— start Provided records —

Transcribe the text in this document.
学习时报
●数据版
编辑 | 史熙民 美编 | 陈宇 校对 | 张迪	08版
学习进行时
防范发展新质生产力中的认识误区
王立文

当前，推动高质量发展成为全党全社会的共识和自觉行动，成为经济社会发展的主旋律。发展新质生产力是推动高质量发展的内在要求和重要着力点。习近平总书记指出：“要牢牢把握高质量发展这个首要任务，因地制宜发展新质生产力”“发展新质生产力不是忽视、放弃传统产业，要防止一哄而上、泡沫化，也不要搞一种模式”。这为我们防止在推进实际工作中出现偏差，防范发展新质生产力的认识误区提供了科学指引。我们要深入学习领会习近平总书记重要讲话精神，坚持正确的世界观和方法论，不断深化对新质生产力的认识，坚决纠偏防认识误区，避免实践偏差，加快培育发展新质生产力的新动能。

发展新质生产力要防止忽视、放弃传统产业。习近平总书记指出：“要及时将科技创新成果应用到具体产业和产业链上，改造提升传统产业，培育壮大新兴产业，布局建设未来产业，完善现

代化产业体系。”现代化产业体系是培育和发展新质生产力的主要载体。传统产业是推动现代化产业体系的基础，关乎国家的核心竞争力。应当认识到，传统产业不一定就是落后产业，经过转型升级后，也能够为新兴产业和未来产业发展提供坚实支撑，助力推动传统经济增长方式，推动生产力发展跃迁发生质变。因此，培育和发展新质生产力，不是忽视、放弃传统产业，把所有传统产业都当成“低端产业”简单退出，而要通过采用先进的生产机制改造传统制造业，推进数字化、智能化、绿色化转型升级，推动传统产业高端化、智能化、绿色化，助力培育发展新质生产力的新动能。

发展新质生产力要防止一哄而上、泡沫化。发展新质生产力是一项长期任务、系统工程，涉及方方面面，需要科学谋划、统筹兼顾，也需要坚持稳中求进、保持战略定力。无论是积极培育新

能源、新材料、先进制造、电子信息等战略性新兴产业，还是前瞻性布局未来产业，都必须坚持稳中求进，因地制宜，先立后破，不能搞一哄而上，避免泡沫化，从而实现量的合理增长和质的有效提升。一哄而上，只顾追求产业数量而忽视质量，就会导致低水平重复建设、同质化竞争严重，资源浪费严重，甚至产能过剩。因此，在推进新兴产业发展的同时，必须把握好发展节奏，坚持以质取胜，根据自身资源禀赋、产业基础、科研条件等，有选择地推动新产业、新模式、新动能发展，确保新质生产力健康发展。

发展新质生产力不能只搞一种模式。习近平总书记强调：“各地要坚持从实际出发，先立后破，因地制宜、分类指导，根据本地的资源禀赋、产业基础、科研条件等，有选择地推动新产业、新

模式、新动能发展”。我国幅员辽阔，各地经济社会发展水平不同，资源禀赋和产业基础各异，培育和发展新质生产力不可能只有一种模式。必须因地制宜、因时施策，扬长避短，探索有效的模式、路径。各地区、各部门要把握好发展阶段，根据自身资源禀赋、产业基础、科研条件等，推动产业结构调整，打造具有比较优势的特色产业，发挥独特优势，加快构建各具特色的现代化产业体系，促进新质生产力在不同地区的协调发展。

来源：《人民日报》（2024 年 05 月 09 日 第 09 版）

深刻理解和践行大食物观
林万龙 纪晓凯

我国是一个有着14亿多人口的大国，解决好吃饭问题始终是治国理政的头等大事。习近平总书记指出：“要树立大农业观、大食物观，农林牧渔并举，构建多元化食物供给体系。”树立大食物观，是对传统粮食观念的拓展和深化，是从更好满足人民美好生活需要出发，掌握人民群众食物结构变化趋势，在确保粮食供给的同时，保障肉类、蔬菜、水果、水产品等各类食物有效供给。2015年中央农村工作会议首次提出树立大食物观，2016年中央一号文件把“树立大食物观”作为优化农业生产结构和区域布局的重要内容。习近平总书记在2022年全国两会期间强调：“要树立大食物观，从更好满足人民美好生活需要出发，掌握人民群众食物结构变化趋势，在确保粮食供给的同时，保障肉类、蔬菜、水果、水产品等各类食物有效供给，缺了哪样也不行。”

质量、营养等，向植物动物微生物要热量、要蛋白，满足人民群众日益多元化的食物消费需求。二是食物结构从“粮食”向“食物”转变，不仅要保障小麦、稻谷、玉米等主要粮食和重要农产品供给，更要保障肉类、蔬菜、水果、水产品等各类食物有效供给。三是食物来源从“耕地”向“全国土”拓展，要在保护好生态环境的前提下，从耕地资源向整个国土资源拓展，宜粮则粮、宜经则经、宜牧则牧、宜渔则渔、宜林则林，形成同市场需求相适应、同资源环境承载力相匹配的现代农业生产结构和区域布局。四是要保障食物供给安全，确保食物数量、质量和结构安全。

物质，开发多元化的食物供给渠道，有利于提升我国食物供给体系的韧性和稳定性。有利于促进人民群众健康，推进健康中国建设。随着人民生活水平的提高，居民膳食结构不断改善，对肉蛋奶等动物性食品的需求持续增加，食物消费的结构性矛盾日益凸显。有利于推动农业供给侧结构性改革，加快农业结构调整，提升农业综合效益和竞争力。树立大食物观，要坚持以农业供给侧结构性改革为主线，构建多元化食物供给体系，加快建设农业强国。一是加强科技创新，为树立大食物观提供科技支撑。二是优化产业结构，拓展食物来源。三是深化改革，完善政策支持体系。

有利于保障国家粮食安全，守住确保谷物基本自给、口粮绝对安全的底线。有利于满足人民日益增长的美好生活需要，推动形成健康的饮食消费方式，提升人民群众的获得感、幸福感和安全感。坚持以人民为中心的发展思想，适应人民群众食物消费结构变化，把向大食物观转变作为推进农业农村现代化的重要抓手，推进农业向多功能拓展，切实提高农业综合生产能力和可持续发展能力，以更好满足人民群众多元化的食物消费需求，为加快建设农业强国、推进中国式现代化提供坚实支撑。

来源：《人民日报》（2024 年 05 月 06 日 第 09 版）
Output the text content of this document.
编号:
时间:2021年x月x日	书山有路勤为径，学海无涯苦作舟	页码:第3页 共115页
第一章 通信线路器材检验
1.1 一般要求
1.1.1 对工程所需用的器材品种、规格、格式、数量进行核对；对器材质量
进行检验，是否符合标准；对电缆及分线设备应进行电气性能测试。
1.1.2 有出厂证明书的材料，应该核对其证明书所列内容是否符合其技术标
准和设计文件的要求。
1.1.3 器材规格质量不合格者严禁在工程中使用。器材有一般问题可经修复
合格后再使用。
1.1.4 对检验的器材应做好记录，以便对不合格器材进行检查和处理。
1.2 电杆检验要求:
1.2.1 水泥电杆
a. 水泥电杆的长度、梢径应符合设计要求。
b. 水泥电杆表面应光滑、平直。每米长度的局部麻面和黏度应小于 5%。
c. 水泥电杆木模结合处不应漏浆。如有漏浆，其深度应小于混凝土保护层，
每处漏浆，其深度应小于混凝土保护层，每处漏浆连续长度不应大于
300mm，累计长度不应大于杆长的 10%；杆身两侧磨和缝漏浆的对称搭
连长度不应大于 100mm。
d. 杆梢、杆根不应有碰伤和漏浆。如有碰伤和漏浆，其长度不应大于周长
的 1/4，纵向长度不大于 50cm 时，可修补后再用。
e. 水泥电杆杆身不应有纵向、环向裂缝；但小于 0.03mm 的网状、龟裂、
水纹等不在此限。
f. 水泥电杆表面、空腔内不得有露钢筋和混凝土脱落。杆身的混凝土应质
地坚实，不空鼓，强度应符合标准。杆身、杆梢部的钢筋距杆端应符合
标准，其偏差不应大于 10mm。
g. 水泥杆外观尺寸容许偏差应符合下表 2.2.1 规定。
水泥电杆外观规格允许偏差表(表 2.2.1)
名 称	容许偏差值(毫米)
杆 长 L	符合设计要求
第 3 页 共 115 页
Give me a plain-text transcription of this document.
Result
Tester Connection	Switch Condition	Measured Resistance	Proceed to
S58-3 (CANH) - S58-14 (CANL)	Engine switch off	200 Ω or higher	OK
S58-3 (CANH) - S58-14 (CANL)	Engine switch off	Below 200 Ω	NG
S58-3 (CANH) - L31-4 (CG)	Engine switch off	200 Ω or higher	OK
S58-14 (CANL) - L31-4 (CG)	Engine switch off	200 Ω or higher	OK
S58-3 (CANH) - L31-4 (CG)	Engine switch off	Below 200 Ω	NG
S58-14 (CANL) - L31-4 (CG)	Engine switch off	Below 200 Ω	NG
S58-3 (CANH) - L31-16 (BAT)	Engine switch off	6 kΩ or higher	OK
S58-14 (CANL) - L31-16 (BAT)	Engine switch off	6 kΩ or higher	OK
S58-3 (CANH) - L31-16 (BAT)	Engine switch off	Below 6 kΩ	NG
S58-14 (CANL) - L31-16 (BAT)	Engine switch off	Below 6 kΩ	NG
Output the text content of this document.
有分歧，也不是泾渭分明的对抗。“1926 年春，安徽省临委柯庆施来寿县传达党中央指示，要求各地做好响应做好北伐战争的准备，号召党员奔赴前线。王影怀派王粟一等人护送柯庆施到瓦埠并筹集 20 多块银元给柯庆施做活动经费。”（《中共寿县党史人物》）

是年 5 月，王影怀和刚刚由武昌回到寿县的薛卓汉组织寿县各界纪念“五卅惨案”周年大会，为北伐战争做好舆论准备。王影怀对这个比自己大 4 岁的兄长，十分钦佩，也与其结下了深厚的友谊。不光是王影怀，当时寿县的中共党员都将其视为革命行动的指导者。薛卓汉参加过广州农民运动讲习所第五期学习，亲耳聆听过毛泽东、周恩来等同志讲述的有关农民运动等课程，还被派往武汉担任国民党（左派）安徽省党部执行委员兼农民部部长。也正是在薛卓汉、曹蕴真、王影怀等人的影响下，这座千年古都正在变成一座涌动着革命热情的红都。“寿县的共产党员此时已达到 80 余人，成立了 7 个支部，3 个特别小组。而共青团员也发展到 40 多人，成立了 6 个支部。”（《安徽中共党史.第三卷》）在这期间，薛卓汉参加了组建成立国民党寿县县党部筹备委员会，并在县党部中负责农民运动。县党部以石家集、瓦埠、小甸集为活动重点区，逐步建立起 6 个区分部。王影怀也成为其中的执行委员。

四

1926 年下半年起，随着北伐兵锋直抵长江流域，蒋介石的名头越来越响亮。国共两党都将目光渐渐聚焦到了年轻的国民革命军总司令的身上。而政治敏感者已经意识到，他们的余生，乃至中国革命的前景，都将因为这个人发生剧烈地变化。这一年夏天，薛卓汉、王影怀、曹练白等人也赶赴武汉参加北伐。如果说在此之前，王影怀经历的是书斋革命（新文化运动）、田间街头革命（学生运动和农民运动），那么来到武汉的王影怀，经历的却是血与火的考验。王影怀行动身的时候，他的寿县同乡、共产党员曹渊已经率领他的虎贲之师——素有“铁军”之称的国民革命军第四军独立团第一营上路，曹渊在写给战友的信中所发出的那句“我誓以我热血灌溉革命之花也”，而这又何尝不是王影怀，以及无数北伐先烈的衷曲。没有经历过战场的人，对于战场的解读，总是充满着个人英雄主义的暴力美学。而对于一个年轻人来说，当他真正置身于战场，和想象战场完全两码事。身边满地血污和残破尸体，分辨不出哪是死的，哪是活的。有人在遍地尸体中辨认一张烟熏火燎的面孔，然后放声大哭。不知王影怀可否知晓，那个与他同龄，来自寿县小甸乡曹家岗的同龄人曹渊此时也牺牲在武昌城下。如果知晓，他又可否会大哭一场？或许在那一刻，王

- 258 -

— end Provided records —

• _Task to carry out_: Extract from the data every line where "水产品等各类食物有效供给" shows up.

• _Result of the task_:
我国是一个有着14亿多人口的大国，解决好吃饭问题始终是治国理政的头等大事。习近平总书记指出：“要树立大农业观、大食物观，农林牧渔并举，构建多元化食物供给体系。”树立大食物观，是对传统粮食观念的拓展和深化，是从更好满足人民美好生活需要出发，掌握人民群众食物结构变化趋势，在确保粮食供给的同时，保障肉类、蔬菜、水果、水产品等各类食物有效供给。2015年中央农村工作会议首次提出树立大食物观，2016年中央一号文件把“树立大食物观”作为优化农业生产结构和区域布局的重要内容。习近平总书记在2022年全国两会期间强调：“要树立大食物观，从更好满足人民美好生活需要出发，掌握人民群众食物结构变化趋势，在确保粮食供给的同时，保障肉类、蔬菜、水果、水产品等各类食物有效供给，缺了哪样也不行。”
质量、营养等，向植物动物微生物要热量、要蛋白，满足人民群众日益多元化的食物消费需求。二是食物结构从“粮食”向“食物”转变，不仅要保障小麦、稻谷、玉米等主要粮食和重要农产品供给，更要保障肉类、蔬菜、水果、水产品等各类食物有效供给。三是食物来源从“耕地”向“全国土”拓展，要在保护好生态环境的前提下，从耕地资源向整个国土资源拓展，宜粮则粮、宜经则经、宜牧则牧、宜渔则渔、宜林则林，形成同市场需求相适应、同资源环境承载力相匹配的现代农业生产结构和区域布局。四是要保障食物供给安全，确保食物数量、质量和结构安全。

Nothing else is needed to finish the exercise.